- **STATED PROBLEM**
In the listing below, find every line with the string "text" and pull it out.

- **TASK MATERIAL**
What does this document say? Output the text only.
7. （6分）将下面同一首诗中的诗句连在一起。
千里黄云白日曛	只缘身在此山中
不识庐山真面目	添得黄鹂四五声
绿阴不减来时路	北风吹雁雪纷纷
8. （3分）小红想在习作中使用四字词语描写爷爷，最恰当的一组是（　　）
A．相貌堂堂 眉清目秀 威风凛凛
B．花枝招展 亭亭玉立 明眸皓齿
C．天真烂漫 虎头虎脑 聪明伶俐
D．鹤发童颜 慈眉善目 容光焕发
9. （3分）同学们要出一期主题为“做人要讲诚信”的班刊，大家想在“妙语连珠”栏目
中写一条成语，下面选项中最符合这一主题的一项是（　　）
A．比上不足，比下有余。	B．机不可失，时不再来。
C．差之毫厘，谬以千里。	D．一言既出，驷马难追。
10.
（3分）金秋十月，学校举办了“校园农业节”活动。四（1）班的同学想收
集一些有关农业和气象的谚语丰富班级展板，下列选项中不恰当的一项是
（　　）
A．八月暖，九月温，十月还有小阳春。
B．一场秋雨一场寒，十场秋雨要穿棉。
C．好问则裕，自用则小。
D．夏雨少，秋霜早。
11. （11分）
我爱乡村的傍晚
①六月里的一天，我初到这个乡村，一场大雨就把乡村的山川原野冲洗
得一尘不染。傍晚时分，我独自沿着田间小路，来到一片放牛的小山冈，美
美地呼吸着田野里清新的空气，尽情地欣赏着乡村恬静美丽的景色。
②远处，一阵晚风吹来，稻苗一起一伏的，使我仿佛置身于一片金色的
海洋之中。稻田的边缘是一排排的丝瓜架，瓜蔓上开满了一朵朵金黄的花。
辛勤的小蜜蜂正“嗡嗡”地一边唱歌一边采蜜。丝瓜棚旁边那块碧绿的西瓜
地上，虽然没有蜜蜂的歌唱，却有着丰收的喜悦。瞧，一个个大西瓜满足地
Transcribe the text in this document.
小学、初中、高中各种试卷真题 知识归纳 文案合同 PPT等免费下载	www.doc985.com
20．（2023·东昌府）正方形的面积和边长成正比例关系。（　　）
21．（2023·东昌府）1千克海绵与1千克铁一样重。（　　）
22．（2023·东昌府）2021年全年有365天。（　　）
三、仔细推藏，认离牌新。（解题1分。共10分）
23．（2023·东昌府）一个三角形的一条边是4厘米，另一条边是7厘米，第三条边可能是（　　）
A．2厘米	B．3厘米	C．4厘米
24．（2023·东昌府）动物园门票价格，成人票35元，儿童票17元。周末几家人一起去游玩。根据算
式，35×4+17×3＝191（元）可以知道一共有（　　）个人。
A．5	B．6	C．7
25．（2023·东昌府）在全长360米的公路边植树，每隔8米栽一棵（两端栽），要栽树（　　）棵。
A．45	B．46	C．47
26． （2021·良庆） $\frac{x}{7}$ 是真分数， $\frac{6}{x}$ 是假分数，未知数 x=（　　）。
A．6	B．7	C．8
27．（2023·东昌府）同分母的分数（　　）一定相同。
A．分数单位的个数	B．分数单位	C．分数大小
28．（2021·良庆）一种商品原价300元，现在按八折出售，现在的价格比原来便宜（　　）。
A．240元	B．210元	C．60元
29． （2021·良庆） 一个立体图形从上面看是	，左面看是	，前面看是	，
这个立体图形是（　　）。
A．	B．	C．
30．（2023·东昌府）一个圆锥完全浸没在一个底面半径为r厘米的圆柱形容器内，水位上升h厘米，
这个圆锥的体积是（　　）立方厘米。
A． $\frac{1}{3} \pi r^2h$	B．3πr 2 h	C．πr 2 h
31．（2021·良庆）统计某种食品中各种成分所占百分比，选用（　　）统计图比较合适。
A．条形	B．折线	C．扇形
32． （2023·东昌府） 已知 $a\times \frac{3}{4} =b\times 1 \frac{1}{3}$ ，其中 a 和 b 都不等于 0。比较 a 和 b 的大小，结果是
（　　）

- **RESULT FOR THIS EXERCISE**
What does this document say? Output the text only.
Transcribe the text in this document.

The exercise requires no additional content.